*MATERIAL SUPPLIED*
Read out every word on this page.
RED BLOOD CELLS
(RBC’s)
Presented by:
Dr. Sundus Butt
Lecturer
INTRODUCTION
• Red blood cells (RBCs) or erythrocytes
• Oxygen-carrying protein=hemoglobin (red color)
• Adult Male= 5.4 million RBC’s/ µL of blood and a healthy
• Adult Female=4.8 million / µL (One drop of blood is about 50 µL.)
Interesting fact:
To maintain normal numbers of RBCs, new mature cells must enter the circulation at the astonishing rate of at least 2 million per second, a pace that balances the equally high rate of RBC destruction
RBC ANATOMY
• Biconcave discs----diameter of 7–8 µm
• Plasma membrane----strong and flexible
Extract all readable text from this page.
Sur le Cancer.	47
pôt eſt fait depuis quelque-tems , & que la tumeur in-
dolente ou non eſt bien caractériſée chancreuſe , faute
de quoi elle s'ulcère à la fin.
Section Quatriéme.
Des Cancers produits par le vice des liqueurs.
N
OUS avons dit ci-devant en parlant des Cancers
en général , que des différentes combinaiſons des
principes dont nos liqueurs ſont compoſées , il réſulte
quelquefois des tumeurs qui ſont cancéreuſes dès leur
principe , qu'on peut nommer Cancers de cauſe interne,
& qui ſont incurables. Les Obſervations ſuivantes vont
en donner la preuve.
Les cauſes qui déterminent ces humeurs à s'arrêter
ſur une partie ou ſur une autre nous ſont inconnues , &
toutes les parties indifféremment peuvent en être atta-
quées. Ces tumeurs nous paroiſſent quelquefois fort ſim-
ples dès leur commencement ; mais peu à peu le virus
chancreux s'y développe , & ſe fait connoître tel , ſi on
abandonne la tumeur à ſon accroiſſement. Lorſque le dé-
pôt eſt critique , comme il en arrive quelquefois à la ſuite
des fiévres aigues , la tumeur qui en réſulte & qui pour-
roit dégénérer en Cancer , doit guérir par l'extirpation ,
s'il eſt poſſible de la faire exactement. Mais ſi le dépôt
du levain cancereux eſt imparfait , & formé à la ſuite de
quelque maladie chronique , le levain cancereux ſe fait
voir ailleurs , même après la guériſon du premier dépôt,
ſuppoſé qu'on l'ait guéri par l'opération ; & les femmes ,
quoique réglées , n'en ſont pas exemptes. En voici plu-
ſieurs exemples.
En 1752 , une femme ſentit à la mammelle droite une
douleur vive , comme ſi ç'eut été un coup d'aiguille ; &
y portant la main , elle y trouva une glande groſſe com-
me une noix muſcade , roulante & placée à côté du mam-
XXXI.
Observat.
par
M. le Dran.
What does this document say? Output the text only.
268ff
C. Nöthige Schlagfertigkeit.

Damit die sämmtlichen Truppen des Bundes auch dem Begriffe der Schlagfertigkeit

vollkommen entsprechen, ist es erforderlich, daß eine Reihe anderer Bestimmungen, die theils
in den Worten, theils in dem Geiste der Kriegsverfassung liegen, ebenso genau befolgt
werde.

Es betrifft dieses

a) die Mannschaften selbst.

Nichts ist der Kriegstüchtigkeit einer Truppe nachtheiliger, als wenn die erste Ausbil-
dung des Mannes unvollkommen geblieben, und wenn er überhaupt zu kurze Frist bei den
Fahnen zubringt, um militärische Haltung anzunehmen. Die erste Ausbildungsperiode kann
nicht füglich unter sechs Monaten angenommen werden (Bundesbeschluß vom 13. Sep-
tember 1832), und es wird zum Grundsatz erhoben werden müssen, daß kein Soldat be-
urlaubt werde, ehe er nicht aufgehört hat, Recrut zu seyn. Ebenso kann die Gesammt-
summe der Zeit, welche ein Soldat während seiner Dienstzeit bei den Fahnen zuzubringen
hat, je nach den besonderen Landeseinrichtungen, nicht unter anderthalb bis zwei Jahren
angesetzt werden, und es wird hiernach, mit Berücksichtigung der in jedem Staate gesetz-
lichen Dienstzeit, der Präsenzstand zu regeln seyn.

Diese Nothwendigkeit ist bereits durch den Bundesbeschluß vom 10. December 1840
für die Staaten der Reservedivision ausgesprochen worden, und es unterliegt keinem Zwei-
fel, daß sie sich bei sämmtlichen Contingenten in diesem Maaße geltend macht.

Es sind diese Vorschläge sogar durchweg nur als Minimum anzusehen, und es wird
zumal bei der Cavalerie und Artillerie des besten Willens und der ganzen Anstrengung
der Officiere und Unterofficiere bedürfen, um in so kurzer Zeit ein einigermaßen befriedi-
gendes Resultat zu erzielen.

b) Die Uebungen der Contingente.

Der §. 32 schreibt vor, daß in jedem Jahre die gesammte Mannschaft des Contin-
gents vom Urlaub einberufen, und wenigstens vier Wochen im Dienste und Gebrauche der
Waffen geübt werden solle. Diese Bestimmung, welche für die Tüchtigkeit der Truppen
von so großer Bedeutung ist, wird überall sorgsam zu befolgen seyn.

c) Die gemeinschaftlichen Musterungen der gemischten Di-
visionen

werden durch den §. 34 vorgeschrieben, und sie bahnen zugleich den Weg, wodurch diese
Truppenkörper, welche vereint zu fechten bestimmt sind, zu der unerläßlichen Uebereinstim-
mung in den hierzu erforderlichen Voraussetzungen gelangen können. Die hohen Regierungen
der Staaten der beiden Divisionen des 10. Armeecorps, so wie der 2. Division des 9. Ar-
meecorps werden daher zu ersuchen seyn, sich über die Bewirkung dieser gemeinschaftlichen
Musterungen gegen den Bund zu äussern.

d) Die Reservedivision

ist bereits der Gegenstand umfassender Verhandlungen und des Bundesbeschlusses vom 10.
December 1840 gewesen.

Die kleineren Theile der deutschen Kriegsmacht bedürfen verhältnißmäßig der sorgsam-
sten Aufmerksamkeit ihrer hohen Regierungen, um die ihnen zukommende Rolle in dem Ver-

*WORK REQUEST*
From the data above, gather every line that includes the word "Fahnen".

*RESULT FOR THIS TASK*
Fahnen zubringt, um militärische Haltung anzunehmen. Die erste Ausbildungsperiode kann
summe der Zeit, welche ein Soldat während seiner Dienstzeit bei den Fahnen zuzubringen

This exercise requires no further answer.